== Supplied data ==
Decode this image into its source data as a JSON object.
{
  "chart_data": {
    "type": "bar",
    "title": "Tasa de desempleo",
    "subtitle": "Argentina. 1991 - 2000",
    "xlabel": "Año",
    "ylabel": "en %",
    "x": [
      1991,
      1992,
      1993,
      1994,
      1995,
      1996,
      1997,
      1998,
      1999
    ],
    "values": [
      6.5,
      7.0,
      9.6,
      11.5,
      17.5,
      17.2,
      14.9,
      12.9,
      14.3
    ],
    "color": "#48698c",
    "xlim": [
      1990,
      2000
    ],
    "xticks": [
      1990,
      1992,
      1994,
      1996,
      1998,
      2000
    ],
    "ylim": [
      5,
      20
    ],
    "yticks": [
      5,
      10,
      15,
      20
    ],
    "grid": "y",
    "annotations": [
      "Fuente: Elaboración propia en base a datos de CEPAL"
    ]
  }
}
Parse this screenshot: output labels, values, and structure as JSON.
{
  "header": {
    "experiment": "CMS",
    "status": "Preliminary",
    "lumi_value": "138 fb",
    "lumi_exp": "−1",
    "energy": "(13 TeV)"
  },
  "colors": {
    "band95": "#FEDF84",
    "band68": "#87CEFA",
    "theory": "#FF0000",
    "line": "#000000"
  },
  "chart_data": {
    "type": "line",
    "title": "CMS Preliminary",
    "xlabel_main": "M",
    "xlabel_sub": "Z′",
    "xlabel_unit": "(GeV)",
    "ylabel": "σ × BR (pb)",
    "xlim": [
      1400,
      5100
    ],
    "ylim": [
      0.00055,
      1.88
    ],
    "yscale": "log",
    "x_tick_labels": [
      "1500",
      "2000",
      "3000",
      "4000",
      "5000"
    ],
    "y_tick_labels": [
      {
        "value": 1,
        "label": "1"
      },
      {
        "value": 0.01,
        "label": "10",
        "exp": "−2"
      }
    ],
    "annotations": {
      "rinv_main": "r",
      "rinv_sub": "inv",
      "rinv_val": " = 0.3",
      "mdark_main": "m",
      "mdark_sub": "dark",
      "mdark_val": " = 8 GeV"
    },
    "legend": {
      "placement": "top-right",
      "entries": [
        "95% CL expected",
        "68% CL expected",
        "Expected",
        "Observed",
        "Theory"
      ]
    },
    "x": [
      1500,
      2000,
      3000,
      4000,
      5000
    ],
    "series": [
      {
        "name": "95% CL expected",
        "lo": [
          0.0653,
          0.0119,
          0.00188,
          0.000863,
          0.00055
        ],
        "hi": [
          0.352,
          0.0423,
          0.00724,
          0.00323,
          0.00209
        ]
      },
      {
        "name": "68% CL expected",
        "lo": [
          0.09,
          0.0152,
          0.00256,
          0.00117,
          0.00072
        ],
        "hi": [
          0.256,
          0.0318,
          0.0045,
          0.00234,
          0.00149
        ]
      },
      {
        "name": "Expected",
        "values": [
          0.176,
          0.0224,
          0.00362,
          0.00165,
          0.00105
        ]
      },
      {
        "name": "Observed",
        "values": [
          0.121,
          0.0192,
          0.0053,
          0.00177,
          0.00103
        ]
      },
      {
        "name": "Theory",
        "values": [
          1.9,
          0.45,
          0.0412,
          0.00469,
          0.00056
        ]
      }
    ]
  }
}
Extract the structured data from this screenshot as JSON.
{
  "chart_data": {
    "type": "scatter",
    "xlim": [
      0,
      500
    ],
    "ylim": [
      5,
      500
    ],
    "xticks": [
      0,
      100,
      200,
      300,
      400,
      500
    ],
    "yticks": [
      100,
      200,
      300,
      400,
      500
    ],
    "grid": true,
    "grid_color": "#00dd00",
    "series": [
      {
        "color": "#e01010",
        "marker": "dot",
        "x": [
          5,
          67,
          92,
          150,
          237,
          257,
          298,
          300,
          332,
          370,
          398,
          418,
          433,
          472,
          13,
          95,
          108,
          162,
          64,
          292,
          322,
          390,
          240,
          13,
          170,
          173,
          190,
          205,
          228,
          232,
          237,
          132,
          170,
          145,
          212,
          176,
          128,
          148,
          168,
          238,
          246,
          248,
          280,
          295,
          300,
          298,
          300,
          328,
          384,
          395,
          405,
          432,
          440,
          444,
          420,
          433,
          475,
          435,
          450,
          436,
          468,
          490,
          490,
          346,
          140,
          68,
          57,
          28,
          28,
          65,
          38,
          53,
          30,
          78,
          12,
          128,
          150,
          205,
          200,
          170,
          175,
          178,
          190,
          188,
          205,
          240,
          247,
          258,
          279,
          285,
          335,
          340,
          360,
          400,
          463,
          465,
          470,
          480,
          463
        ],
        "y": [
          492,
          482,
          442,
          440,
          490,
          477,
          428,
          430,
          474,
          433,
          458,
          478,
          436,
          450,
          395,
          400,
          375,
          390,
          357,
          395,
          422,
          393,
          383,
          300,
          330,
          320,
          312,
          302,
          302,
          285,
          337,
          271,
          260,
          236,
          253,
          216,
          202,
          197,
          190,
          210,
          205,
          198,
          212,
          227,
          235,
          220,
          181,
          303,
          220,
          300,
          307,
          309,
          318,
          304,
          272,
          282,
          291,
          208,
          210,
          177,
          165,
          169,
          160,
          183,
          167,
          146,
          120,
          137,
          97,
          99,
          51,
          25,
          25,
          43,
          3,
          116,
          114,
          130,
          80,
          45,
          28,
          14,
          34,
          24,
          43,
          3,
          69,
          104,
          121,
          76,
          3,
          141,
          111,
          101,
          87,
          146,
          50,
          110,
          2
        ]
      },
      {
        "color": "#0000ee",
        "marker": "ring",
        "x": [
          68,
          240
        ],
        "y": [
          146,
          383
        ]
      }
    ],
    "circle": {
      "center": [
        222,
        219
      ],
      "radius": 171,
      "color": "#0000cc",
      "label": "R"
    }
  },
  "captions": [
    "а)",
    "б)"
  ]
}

== Task brief ==
All of the entries should be written out again exactly.

== Solution ==
Decode this image into its source data as a JSON object.
{
  "chart_data": {
    "type": "bar",
    "title": "Tasa de desempleo",
    "subtitle": "Argentina. 1991 - 2000",
    "xlabel": "Año",
    "ylabel": "en %",
    "x": [
      1991,
      1992,
      1993,
      1994,
      1995,
      1996,
      1997,
      1998,
      1999
    ],
    "values": [
      6.5,
      7.0,
      9.6,
      11.5,
      17.5,
      17.2,
      14.9,
      12.9,
      14.3
    ],
    "color": "#48698c",
    "xlim": [
      1990,
      2000
    ],
    "xticks": [
      1990,
      1992,
      1994,
      1996,
      1998,
      2000
    ],
    "ylim": [
      5,
      20
    ],
    "yticks": [
      5,
      10,
      15,
      20
    ],
    "grid": "y",
    "annotations": [
      "Fuente: Elaboración propia en base a datos de CEPAL"
    ]
  }
}
Parse this screenshot: output labels, values, and structure as JSON.
{
  "header": {
    "experiment": "CMS",
    "status": "Preliminary",
    "lumi_value": "138 fb",
    "lumi_exp": "−1",
    "energy": "(13 TeV)"
  },
  "colors": {
    "band95": "#FEDF84",
    "band68": "#87CEFA",
    "theory": "#FF0000",
    "line": "#000000"
  },
  "chart_data": {
    "type": "line",
    "title": "CMS Preliminary",
    "xlabel_main": "M",
    "xlabel_sub": "Z′",
    "xlabel_unit": "(GeV)",
    "ylabel": "σ × BR (pb)",
    "xlim": [
      1400,
      5100
    ],
    "ylim": [
      0.00055,
      1.88
    ],
    "yscale": "log",
    "x_tick_labels": [
      "1500",
      "2000",
      "3000",
      "4000",
      "5000"
    ],
    "y_tick_labels": [
      {
        "value": 1,
        "label": "1"
      },
      {
        "value": 0.01,
        "label": "10",
        "exp": "−2"
      }
    ],
    "annotations": {
      "rinv_main": "r",
      "rinv_sub": "inv",
      "rinv_val": " = 0.3",
      "mdark_main": "m",
      "mdark_sub": "dark",
      "mdark_val": " = 8 GeV"
    },
    "legend": {
      "placement": "top-right",
      "entries": [
        "95% CL expected",
        "68% CL expected",
        "Expected",
        "Observed",
        "Theory"
      ]
    },
    "x": [
      1500,
      2000,
      3000,
      4000,
      5000
    ],
    "series": [
      {
        "name": "95% CL expected",
        "lo": [
          0.0653,
          0.0119,
          0.00188,
          0.000863,
          0.00055
        ],
        "hi": [
          0.352,
          0.0423,
          0.00724,
          0.00323,
          0.00209
        ]
      },
      {
        "name": "68% CL expected",
        "lo": [
          0.09,
          0.0152,
          0.00256,
          0.00117,
          0.00072
        ],
        "hi": [
          0.256,
          0.0318,
          0.0045,
          0.00234,
          0.00149
        ]
      },
      {
        "name": "Expected",
        "values": [
          0.176,
          0.0224,
          0.00362,
          0.00165,
          0.00105
        ]
      },
      {
        "name": "Observed",
        "values": [
          0.121,
          0.0192,
          0.0053,
          0.00177,
          0.00103
        ]
      },
      {
        "name": "Theory",
        "values": [
          1.9,
          0.45,
          0.0412,
          0.00469,
          0.00056
        ]
      }
    ]
  }
}
Extract the structured data from this screenshot as JSON.
{
  "chart_data": {
    "type": "scatter",
    "xlim": [
      0,
      500
    ],
    "ylim": [
      5,
      500
    ],
    "xticks": [
      0,
      100,
      200,
      300,
      400,
      500
    ],
    "yticks": [
      100,
      200,
      300,
      400,
      500
    ],
    "grid": true,
    "grid_color": "#00dd00",
    "series": [
      {
        "color": "#e01010",
        "marker": "dot",
        "x": [
          5,
          67,
          92,
          150,
          237,
          257,
          298,
          300,
          332,
          370,
          398,
          418,
          433,
          472,
          13,
          95,
          108,
          162,
          64,
          292,
          322,
          390,
          240,
          13,
          170,
          173,
          190,
          205,
          228,
          232,
          237,
          132,
          170,
          145,
          212,
          176,
          128,
          148,
          168,
          238,
          246,
          248,
          280,
          295,
          300,
          298,
          300,
          328,
          384,
          395,
          405,
          432,
          440,
          444,
          420,
          433,
          475,
          435,
          450,
          436,
          468,
          490,
          490,
          346,
          140,
          68,
          57,
          28,
          28,
          65,
          38,
          53,
          30,
          78,
          12,
          128,
          150,
          205,
          200,
          170,
          175,
          178,
          190,
          188,
          205,
          240,
          247,
          258,
          279,
          285,
          335,
          340,
          360,
          400,
          463,
          465,
          470,
          480,
          463
        ],
        "y": [
          492,
          482,
          442,
          440,
          490,
          477,
          428,
          430,
          474,
          433,
          458,
          478,
          436,
          450,
          395,
          400,
          375,
          390,
          357,
          395,
          422,
          393,
          383,
          300,
          330,
          320,
          312,
          302,
          302,
          285,
          337,
          271,
          260,
          236,
          253,
          216,
          202,
          197,
          190,
          210,
          205,
          198,
          212,
          227,
          235,
          220,
          181,
          303,
          220,
          300,
          307,
          309,
          318,
          304,
          272,
          282,
          291,
          208,
          210,
          177,
          165,
          169,
          160,
          183,
          167,
          146,
          120,
          137,
          97,
          99,
          51,
          25,
          25,
          43,
          3,
          116,
          114,
          130,
          80,
          45,
          28,
          14,
          34,
          24,
          43,
          3,
          69,
          104,
          121,
          76,
          3,
          141,
          111,
          101,
          87,
          146,
          50,
          110,
          2
        ]
      },
      {
        "color": "#0000ee",
        "marker": "ring",
        "x": [
          68,
          240
        ],
        "y": [
          146,
          383
        ]
      }
    ],
    "circle": {
      "center": [
        222,
        219
      ],
      "radius": 171,
      "color": "#0000cc",
      "label": "R"
    }
  },
  "captions": [
    "а)",
    "б)"
  ]
}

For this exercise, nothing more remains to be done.